**Prompt**
Among the records below, find each line bearing the word "vermeldt" and copy it.

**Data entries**
Start of Block

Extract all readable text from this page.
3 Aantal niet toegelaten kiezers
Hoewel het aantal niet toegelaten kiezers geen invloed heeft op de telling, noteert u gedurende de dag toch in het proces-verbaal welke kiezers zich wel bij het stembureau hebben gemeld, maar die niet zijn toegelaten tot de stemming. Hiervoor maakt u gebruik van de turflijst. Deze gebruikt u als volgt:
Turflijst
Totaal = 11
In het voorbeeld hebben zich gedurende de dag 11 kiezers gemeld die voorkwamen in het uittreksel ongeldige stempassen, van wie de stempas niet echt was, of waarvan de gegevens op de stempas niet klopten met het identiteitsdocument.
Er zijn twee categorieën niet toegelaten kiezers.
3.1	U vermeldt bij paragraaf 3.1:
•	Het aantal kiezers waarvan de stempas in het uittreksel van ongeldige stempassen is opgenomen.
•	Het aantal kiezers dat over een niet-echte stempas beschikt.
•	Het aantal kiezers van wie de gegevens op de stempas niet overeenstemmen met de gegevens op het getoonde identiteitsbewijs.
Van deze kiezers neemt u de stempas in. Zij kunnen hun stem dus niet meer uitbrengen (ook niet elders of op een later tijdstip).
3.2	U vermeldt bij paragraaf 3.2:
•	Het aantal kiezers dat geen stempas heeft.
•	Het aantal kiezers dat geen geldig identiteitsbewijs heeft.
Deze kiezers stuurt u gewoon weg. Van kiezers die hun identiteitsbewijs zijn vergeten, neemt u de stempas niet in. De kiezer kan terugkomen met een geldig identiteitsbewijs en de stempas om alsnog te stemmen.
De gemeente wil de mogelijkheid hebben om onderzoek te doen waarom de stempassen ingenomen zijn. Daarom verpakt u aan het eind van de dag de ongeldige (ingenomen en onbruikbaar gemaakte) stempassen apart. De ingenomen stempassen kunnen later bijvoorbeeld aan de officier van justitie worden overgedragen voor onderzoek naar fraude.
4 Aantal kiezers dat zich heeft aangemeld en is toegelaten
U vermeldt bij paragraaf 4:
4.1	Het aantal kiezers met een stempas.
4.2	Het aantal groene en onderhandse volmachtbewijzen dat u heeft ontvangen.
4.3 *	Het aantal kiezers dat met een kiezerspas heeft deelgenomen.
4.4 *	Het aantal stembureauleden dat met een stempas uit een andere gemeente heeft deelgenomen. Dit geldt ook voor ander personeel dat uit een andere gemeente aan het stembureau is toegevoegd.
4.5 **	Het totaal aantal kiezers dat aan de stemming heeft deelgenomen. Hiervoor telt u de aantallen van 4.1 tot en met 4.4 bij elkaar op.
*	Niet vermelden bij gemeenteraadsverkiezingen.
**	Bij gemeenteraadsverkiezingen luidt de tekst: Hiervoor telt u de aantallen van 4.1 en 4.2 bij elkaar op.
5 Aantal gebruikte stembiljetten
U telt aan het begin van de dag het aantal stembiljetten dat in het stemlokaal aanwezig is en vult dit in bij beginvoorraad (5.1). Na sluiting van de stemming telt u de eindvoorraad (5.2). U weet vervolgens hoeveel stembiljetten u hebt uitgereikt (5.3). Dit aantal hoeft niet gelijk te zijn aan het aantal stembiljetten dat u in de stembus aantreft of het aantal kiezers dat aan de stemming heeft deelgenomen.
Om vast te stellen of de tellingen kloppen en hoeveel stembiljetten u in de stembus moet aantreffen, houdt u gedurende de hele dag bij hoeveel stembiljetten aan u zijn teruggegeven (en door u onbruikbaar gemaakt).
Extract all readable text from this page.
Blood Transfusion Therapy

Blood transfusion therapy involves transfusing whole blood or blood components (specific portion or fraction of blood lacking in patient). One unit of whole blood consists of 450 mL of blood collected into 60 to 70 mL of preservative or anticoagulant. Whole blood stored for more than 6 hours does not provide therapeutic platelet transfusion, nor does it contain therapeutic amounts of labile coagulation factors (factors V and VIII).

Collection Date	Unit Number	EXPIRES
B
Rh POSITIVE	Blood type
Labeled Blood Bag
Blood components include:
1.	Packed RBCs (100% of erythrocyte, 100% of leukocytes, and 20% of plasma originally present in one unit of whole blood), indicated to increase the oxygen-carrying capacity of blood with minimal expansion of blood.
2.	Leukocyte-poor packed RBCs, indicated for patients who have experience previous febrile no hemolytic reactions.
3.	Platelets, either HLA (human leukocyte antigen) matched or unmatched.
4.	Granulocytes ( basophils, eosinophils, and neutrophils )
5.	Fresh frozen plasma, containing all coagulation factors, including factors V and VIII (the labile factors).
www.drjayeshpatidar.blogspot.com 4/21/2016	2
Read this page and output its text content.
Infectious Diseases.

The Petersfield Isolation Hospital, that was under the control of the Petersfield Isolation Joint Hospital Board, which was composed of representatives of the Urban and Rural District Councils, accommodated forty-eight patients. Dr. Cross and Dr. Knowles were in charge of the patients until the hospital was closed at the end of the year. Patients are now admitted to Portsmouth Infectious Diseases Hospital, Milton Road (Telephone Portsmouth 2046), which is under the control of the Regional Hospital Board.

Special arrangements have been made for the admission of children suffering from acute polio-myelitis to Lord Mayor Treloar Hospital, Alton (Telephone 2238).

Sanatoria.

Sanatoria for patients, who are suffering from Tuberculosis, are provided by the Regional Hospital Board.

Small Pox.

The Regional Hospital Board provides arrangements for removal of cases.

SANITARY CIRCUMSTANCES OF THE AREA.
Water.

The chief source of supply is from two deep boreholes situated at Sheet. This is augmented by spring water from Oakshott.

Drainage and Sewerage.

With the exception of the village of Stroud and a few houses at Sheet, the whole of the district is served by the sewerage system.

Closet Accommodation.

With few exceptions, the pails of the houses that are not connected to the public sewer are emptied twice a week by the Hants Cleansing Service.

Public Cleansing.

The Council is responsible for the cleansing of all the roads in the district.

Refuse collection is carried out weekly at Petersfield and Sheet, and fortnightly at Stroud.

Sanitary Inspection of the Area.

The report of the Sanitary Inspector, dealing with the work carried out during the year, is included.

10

End of Block

**Completed task**
3.1	U vermeldt bij paragraaf 3.1:
3.2	U vermeldt bij paragraaf 3.2:
U vermeldt bij paragraaf 4:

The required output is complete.